▶ _Exercise instructions_
Go through the entries below and collect each line with the string "строчки" in it.

▶ _Provided records_
___

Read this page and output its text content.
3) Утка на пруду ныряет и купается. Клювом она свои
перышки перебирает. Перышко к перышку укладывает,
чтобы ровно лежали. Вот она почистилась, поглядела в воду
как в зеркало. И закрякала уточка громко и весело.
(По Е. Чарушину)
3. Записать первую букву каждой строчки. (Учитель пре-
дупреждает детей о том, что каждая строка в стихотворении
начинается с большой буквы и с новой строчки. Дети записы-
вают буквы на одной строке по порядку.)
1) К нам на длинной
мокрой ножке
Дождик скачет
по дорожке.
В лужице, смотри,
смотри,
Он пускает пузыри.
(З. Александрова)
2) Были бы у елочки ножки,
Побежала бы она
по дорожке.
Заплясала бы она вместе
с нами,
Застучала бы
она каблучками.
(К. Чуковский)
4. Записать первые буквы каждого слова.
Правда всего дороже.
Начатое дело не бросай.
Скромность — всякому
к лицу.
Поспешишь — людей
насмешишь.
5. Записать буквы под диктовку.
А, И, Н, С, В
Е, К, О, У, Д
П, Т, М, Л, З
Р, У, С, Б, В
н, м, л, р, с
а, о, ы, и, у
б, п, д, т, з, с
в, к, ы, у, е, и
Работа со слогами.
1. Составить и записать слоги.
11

___

▶ _Answer to this problem_
3. Записать первую букву каждой строчки. (Учитель пре-
начинается с большой буквы и с новой строчки. Дети записы-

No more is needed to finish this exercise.